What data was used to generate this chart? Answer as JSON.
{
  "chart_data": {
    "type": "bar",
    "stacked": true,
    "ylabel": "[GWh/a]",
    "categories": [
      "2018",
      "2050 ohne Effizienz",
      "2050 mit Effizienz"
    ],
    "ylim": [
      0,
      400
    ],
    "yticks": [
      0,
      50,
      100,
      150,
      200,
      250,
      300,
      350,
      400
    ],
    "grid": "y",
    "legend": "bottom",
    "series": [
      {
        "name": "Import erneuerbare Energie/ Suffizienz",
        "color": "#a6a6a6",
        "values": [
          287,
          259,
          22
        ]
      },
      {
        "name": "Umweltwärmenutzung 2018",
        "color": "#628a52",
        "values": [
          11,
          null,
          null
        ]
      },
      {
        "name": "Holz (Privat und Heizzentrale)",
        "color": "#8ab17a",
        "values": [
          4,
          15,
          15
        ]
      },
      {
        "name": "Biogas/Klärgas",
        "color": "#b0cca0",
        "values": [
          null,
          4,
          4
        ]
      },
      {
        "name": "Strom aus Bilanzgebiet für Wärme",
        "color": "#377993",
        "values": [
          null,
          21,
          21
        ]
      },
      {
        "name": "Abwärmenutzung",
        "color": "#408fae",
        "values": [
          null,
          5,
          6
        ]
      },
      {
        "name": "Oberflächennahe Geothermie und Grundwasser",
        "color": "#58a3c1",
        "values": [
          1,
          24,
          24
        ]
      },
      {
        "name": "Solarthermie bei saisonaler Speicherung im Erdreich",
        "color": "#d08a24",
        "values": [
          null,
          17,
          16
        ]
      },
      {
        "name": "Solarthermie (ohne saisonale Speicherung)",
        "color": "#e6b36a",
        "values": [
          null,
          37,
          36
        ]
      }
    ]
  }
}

◆ ◆ ◆ ◆ ◆ ◆ ◆

Reproduce each line of the material containing the word "color".

        "color": "#a6a6a6",
        "color": "#628a52",
        "color": "#8ab17a",
        "color": "#b0cca0",
        "color": "#377993",
        "color": "#408fae",
        "color": "#58a3c1",
        "color": "#d08a24",
        "color": "#e6b36a",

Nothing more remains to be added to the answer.